## Given exercise
Scan the entries for the string "программу" and give the number of lines that have it, nothing further.

┄┄┄┄┄┄┄┄┄┄

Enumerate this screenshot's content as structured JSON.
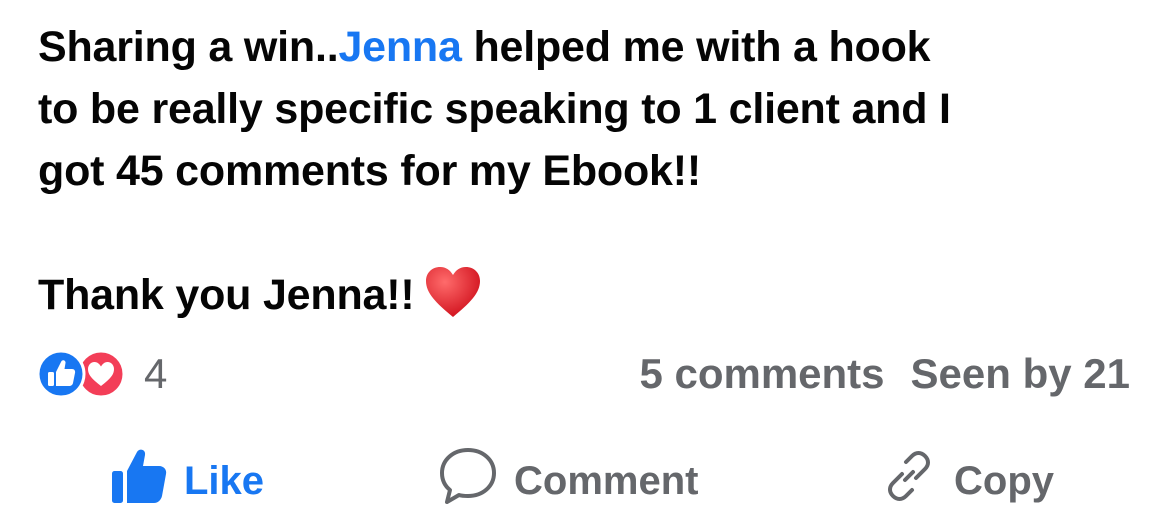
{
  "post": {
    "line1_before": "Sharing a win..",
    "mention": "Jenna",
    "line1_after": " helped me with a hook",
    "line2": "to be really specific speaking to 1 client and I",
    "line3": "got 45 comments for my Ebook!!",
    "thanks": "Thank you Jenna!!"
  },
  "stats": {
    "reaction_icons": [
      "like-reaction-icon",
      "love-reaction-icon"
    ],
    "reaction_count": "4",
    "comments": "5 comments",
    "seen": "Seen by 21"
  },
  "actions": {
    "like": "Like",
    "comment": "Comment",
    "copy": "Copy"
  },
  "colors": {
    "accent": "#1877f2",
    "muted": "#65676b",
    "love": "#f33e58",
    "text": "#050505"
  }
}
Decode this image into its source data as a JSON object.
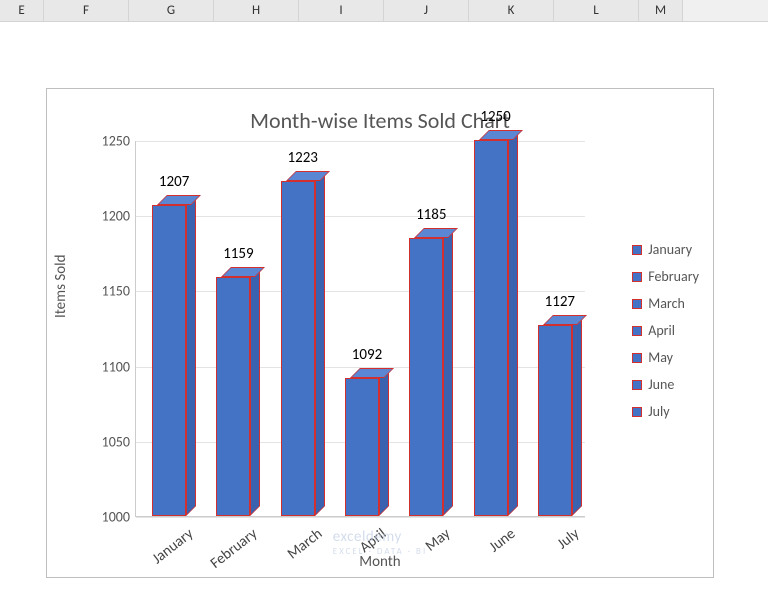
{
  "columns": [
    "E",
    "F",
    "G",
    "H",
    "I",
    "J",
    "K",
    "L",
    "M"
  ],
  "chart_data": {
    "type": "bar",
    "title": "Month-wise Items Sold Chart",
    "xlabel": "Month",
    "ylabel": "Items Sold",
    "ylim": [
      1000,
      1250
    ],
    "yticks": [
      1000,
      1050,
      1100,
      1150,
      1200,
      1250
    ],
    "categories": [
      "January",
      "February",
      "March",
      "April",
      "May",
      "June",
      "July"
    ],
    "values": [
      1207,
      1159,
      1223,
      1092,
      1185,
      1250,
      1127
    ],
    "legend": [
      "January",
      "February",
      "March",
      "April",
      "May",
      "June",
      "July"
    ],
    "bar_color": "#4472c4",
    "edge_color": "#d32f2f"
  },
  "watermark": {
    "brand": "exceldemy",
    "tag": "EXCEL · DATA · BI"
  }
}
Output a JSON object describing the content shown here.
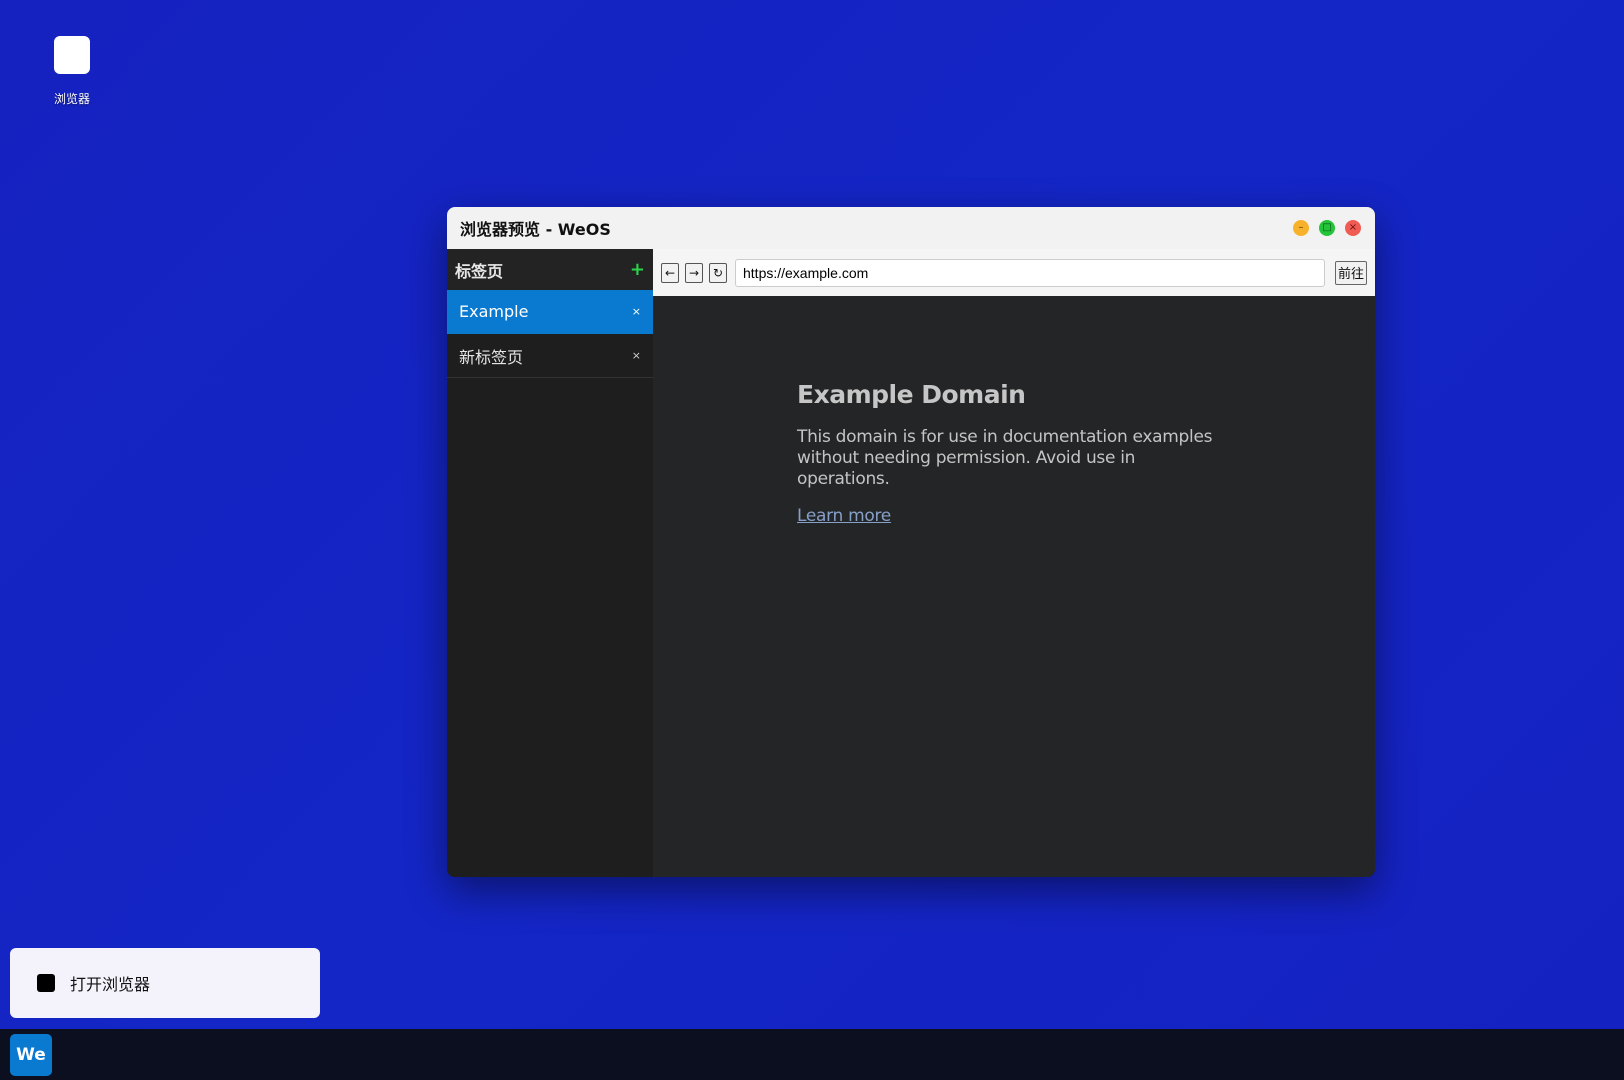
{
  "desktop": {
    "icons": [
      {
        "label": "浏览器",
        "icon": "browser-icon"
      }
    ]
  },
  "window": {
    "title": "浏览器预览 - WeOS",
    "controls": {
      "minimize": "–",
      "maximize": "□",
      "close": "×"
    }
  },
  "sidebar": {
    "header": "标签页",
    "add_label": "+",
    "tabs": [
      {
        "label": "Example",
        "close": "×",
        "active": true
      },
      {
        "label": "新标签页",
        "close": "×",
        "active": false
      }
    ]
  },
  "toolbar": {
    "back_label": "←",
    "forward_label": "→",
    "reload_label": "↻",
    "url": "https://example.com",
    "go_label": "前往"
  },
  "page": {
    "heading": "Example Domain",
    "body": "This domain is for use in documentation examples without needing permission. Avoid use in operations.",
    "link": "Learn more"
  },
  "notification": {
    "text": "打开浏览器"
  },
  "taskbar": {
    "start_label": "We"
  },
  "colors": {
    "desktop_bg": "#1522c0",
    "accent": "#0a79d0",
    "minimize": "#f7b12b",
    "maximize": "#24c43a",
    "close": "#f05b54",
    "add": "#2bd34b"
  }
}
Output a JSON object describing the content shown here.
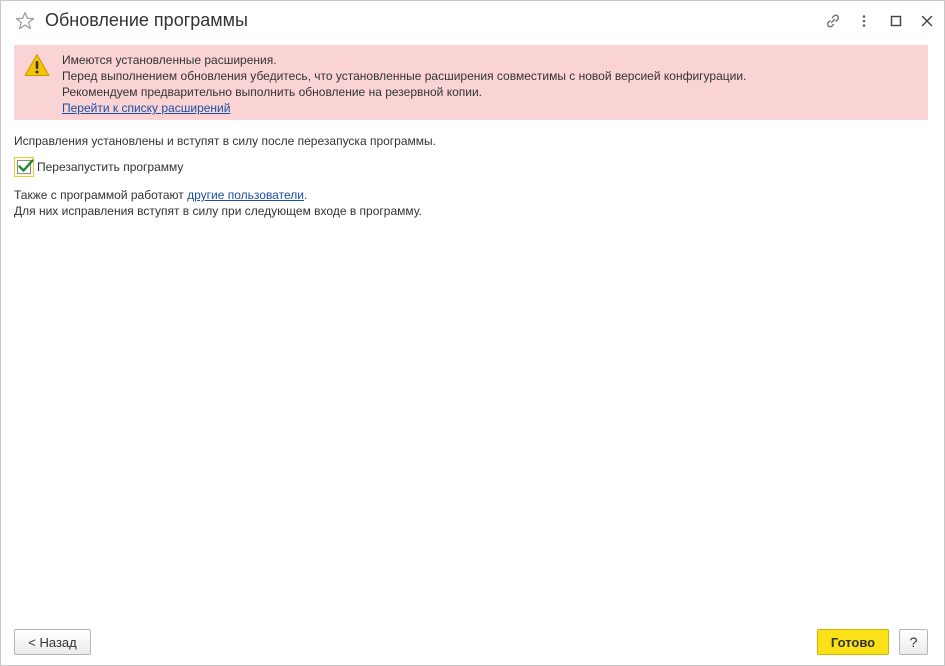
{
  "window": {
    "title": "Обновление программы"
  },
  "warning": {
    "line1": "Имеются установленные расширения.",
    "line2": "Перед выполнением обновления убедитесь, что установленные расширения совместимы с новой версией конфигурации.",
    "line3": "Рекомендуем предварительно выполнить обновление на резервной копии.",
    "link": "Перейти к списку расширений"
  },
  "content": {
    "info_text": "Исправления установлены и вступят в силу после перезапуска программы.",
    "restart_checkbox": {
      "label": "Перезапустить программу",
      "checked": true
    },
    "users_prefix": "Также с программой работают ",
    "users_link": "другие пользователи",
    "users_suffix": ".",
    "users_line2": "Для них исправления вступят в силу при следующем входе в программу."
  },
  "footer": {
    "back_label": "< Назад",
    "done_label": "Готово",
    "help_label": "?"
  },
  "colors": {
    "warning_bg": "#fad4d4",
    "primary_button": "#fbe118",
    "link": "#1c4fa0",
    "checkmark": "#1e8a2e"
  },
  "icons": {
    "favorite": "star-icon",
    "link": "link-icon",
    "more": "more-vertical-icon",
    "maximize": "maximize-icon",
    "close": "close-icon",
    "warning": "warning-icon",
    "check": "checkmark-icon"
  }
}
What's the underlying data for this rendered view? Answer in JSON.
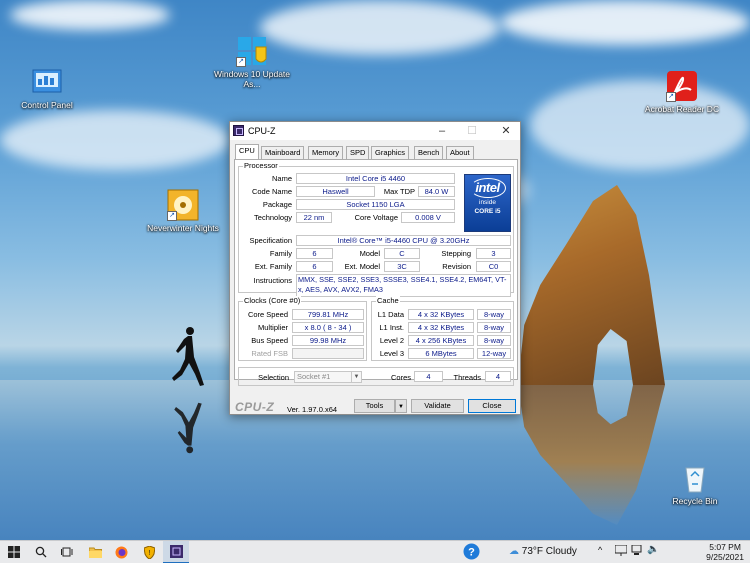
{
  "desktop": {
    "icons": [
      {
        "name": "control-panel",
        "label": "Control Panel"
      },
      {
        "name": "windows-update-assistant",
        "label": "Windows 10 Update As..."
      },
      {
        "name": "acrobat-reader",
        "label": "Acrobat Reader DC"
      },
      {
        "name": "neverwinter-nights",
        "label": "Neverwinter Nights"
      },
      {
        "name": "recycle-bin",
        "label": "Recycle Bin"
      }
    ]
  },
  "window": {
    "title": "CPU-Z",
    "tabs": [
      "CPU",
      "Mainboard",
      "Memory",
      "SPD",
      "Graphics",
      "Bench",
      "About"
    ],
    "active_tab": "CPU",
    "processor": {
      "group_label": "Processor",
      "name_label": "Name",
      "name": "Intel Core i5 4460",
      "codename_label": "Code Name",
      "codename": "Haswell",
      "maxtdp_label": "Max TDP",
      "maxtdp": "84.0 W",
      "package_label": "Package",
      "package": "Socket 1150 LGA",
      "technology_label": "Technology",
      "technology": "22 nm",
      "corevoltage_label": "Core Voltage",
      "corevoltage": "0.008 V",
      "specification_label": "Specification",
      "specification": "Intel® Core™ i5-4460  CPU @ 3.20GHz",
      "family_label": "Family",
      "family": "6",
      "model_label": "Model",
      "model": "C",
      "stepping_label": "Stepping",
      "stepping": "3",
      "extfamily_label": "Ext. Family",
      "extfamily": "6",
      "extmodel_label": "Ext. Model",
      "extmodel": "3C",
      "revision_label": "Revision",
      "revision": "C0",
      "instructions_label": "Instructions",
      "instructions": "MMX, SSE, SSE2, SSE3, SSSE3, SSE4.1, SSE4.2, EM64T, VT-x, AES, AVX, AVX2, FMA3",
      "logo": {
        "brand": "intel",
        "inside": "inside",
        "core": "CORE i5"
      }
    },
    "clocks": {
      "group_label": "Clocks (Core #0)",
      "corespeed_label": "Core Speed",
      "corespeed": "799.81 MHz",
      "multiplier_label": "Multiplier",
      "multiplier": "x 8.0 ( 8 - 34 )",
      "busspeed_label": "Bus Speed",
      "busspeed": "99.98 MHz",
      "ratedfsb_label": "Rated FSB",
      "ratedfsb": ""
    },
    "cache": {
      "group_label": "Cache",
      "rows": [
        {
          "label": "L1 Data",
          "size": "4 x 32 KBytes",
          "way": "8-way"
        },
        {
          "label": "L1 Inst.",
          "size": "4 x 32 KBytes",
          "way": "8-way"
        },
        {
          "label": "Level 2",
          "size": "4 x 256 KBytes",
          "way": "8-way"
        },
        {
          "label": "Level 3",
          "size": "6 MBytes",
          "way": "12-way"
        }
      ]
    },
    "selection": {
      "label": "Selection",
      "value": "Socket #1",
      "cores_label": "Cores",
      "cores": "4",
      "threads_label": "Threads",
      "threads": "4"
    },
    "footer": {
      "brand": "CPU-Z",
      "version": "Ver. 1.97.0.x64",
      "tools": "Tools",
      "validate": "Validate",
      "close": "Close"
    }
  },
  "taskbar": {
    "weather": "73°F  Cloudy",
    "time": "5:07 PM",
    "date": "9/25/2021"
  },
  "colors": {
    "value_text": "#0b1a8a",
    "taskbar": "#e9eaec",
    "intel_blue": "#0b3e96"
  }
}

┄┄┄┄┄┄┄┄┄┄

## Exercise result
2